> _WHAT NEEDS TO BE DONE_
For every line in the records that has the word "Волга", make a copy.

> _DATA LINES_
━━━━━━━━━━

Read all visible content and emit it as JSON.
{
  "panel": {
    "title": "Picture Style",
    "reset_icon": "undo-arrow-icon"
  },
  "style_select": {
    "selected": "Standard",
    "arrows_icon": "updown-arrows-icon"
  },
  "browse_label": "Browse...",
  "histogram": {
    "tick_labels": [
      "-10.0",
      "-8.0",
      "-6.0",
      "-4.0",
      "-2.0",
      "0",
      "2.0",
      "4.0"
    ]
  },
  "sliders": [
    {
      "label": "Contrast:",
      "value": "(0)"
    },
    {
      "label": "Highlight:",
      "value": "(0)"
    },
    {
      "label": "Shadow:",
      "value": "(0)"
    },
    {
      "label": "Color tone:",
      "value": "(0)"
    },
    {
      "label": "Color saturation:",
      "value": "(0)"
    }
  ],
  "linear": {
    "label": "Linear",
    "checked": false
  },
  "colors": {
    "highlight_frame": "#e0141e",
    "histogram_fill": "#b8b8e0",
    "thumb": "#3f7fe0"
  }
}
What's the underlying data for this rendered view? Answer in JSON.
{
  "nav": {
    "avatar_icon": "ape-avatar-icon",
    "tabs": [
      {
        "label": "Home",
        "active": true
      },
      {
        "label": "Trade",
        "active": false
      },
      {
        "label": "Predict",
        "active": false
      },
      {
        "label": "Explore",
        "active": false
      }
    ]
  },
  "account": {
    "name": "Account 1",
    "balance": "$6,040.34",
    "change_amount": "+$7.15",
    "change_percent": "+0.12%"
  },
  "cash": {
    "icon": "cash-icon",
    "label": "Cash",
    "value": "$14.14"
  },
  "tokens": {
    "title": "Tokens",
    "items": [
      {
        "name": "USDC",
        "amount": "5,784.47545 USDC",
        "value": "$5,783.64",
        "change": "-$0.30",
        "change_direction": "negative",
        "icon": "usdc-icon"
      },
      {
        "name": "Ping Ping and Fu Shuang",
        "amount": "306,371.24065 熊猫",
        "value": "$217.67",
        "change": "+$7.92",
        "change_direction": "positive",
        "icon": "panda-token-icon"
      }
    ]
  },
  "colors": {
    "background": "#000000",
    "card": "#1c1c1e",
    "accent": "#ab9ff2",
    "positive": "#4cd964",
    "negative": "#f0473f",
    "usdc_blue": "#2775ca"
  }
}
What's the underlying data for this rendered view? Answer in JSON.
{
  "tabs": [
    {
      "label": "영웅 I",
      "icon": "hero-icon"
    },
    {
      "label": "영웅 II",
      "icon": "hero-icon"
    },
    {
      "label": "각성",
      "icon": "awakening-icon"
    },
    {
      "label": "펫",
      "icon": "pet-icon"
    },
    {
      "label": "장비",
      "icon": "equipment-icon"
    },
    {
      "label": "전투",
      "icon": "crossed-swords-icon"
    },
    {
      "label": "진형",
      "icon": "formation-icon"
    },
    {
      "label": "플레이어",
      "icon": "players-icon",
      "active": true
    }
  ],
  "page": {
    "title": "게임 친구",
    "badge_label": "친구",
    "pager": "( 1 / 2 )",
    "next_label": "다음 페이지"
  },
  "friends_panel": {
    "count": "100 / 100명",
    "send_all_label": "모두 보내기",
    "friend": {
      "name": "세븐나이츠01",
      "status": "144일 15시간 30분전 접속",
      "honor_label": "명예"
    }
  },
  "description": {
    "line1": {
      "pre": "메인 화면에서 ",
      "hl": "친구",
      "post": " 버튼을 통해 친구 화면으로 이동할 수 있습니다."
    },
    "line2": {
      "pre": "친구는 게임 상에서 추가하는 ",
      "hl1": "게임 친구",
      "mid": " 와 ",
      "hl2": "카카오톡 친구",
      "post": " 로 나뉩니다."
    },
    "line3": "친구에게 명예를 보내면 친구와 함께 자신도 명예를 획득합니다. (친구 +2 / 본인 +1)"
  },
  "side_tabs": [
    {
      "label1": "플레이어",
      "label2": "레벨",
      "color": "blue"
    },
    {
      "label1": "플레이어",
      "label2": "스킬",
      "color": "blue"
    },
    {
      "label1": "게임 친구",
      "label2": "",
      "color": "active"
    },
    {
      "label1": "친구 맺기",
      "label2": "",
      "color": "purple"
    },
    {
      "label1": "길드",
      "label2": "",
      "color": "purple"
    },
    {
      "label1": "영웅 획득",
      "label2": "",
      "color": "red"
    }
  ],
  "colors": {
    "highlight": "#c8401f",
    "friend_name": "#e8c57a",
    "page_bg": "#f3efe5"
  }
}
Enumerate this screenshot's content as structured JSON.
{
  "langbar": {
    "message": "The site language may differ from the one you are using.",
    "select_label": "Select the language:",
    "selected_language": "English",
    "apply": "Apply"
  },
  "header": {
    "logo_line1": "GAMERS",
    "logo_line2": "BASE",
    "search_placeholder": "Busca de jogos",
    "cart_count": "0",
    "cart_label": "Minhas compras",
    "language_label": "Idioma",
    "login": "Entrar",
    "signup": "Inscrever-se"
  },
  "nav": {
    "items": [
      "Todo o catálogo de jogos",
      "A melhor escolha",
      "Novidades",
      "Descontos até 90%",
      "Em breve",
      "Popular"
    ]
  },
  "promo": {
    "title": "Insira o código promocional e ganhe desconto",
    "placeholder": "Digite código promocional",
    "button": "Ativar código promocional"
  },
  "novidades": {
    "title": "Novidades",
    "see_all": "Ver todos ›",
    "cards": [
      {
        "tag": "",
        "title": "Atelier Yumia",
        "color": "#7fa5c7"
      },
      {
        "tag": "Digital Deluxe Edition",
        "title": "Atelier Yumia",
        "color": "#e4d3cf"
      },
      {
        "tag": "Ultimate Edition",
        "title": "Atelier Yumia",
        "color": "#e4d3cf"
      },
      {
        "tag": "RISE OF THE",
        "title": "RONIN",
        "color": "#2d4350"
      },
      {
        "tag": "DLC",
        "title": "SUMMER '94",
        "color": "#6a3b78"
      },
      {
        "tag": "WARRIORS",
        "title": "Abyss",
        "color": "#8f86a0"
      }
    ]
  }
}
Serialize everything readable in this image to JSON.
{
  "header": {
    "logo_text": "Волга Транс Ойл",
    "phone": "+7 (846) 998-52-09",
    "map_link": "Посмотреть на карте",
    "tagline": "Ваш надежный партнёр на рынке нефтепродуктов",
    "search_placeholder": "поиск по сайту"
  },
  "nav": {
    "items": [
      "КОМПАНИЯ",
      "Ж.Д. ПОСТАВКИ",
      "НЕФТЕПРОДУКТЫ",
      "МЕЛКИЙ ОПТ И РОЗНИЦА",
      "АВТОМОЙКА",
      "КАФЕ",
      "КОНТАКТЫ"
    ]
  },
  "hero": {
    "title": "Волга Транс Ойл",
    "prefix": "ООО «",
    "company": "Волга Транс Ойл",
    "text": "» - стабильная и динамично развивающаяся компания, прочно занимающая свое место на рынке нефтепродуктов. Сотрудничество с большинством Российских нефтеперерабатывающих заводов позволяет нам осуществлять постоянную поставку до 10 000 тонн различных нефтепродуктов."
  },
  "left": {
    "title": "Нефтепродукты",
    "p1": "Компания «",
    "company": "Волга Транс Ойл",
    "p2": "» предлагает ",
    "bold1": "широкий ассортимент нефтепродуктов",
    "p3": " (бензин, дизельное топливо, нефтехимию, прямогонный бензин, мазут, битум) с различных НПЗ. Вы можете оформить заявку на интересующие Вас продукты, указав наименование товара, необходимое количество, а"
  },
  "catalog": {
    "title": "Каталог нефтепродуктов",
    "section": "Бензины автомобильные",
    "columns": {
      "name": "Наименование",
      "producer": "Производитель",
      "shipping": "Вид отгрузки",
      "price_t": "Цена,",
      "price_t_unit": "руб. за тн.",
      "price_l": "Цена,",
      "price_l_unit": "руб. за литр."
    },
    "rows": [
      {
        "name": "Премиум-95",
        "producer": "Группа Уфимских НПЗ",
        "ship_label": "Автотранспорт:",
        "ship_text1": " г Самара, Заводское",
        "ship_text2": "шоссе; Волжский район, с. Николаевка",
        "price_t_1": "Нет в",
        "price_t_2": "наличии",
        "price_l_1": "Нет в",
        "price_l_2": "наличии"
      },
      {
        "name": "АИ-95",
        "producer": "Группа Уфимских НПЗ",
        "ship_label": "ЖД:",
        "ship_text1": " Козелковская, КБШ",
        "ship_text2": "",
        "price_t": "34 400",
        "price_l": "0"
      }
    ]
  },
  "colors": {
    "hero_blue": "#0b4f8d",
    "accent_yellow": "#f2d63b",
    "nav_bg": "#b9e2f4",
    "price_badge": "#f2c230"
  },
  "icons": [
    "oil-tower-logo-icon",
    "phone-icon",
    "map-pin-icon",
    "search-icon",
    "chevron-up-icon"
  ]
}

━━━━━━━━━━

> _EXERCISE ANSWER_
    "logo_text": "Волга Транс Ойл",
    "title": "Волга Транс Ойл",
    "company": "Волга Транс Ойл",
    "company": "Волга Транс Ойл",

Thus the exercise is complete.